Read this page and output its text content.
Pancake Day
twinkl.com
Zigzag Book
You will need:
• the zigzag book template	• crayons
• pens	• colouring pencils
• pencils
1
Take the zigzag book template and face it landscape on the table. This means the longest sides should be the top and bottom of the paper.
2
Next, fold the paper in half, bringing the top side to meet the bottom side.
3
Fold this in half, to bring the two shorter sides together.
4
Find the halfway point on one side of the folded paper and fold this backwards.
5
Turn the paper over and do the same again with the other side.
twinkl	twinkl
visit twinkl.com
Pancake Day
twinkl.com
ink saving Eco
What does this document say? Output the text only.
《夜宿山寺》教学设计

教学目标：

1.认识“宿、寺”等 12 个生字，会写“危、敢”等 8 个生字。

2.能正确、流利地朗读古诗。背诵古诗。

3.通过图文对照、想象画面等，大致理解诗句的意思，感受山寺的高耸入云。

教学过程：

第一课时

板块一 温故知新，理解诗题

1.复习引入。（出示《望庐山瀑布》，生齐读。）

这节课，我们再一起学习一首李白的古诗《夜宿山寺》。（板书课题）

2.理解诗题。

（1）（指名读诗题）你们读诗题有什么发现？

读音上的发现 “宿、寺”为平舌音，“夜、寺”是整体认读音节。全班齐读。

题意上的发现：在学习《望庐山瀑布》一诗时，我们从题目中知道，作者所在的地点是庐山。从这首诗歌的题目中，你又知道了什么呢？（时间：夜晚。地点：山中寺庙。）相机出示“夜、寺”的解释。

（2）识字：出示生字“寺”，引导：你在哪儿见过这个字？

· · · · ·

Repeat the records above in full, character for character.

Written answer:
Read this page and output its text content.
Pancake Day
twinkl.com
Zigzag Book
You will need:
• the zigzag book template	• crayons
• pens	• colouring pencils
• pencils
1
Take the zigzag book template and face it landscape on the table. This means the longest sides should be the top and bottom of the paper.
2
Next, fold the paper in half, bringing the top side to meet the bottom side.
3
Fold this in half, to bring the two shorter sides together.
4
Find the halfway point on one side of the folded paper and fold this backwards.
5
Turn the paper over and do the same again with the other side.
twinkl	twinkl
visit twinkl.com
Pancake Day
twinkl.com
ink saving Eco
What does this document say? Output the text only.
《夜宿山寺》教学设计

教学目标：

1.认识“宿、寺”等 12 个生字，会写“危、敢”等 8 个生字。

2.能正确、流利地朗读古诗。背诵古诗。

3.通过图文对照、想象画面等，大致理解诗句的意思，感受山寺的高耸入云。

教学过程：

第一课时

板块一 温故知新，理解诗题

1.复习引入。（出示《望庐山瀑布》，生齐读。）

这节课，我们再一起学习一首李白的古诗《夜宿山寺》。（板书课题）

2.理解诗题。

（1）（指名读诗题）你们读诗题有什么发现？

读音上的发现 “宿、寺”为平舌音，“夜、寺”是整体认读音节。全班齐读。

题意上的发现：在学习《望庐山瀑布》一诗时，我们从题目中知道，作者所在的地点是庐山。从这首诗歌的题目中，你又知道了什么呢？（时间：夜晚。地点：山中寺庙。）相机出示“夜、寺”的解释。

（2）识字：出示生字“寺”，引导：你在哪儿见过这个字？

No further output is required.